== Dataset entries
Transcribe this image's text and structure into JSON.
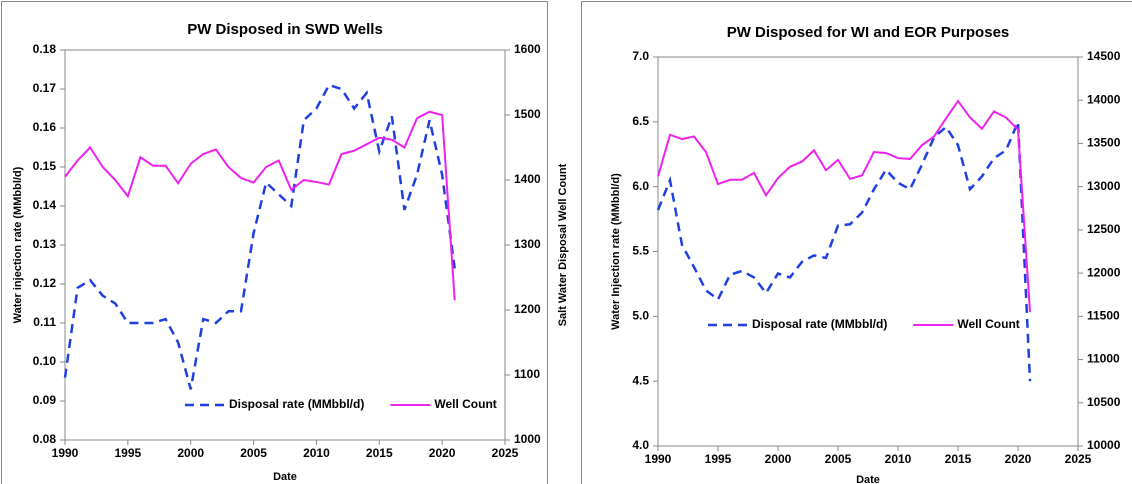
{
  "chart_data": [
    {
      "type": "line",
      "title": "PW Disposed in SWD Wells",
      "xlabel": "Date",
      "ylabel": "Water injection rate (MMbbl/d)",
      "y2label": "Salt Water Disposal Well Count",
      "x": [
        1990,
        1991,
        1992,
        1993,
        1994,
        1995,
        1996,
        1997,
        1998,
        1999,
        2000,
        2001,
        2002,
        2003,
        2004,
        2005,
        2006,
        2007,
        2008,
        2009,
        2010,
        2011,
        2012,
        2013,
        2014,
        2015,
        2016,
        2017,
        2018,
        2019,
        2020,
        2021
      ],
      "series": [
        {
          "name": "Disposal rate (MMbbl/d)",
          "color": "#1f3fe0",
          "linestyle": "dashed",
          "values": [
            0.096,
            0.119,
            0.121,
            0.117,
            0.115,
            0.11,
            0.11,
            0.11,
            0.111,
            0.105,
            0.093,
            0.111,
            0.11,
            0.113,
            0.113,
            0.133,
            0.146,
            0.143,
            0.14,
            0.162,
            0.165,
            0.171,
            0.17,
            0.165,
            0.169,
            0.154,
            0.163,
            0.139,
            0.148,
            0.162,
            0.148,
            0.124
          ]
        },
        {
          "name": "Well Count",
          "color": "#ee22ee",
          "linestyle": "solid",
          "axis": "y2",
          "values": [
            1405,
            1430,
            1450,
            1420,
            1400,
            1375,
            1435,
            1422,
            1422,
            1395,
            1425,
            1440,
            1447,
            1420,
            1403,
            1396,
            1420,
            1430,
            1385,
            1400,
            1397,
            1393,
            1440,
            1445,
            1455,
            1465,
            1462,
            1450,
            1495,
            1505,
            1500,
            1215
          ]
        }
      ],
      "xlim": [
        1990,
        2025
      ],
      "xticks": [
        1990,
        1995,
        2000,
        2005,
        2010,
        2015,
        2020,
        2025
      ],
      "ylim": [
        0.08,
        0.18
      ],
      "yticks": [
        0.08,
        0.09,
        {
          "value": 0.1,
          "label": "0.10"
        },
        0.11,
        0.12,
        0.13,
        0.14,
        0.15,
        0.16,
        0.17,
        0.18
      ],
      "y2lim": [
        1000,
        1600
      ],
      "y2ticks": [
        1000,
        1100,
        1200,
        1300,
        1400,
        1500,
        1600
      ],
      "legend": "lower right"
    },
    {
      "type": "line",
      "title": "PW Disposed for WI and EOR Purposes",
      "xlabel": "Date",
      "ylabel": "Water Injection rate (MMbbl/d)",
      "x": [
        1990,
        1991,
        1992,
        1993,
        1994,
        1995,
        1996,
        1997,
        1998,
        1999,
        2000,
        2001,
        2002,
        2003,
        2004,
        2005,
        2006,
        2007,
        2008,
        2009,
        2010,
        2011,
        2012,
        2013,
        2014,
        2015,
        2016,
        2017,
        2018,
        2019,
        2020,
        2021
      ],
      "series": [
        {
          "name": "Disposal rate (MMbbl/d)",
          "color": "#1f3fe0",
          "linestyle": "dashed",
          "values": [
            5.82,
            6.05,
            5.55,
            5.38,
            5.2,
            5.13,
            5.32,
            5.35,
            5.3,
            5.18,
            5.33,
            5.3,
            5.42,
            5.47,
            5.45,
            5.7,
            5.71,
            5.8,
            5.98,
            6.13,
            6.03,
            5.98,
            6.17,
            6.38,
            6.46,
            6.32,
            5.98,
            6.08,
            6.22,
            6.28,
            6.5,
            4.5
          ]
        },
        {
          "name": "Well Count",
          "color": "#ee22ee",
          "linestyle": "solid",
          "axis": "y2",
          "values": [
            13120,
            13600,
            13550,
            13580,
            13400,
            13030,
            13080,
            13080,
            13160,
            12900,
            13100,
            13230,
            13290,
            13420,
            13190,
            13310,
            13090,
            13130,
            13400,
            13390,
            13330,
            13320,
            13480,
            13580,
            13790,
            13990,
            13800,
            13670,
            13870,
            13800,
            13660,
            11550
          ]
        }
      ],
      "xlim": [
        1990,
        2025
      ],
      "xticks": [
        1990,
        1995,
        2000,
        2005,
        2010,
        2015,
        2020,
        2025
      ],
      "ylim": [
        4,
        7
      ],
      "yticks": [
        {
          "value": 4,
          "label": "4.0"
        },
        4.5,
        {
          "value": 5,
          "label": "5.0"
        },
        5.5,
        {
          "value": 6,
          "label": "6.0"
        },
        6.5,
        {
          "value": 7,
          "label": "7.0"
        }
      ],
      "y2lim": [
        10000,
        14500
      ],
      "y2ticks": [
        10000,
        10500,
        11000,
        11500,
        12000,
        12500,
        13000,
        13500,
        14000,
        14500
      ],
      "legend": "center right"
    }
  ]
}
====
List the lines of the entries that include "Water".

Solution to the problem
      "ylabel": "Water injection rate (MMbbl/d)",
      "y2label": "Salt Water Disposal Well Count",
      "ylabel": "Water Injection rate (MMbbl/d)",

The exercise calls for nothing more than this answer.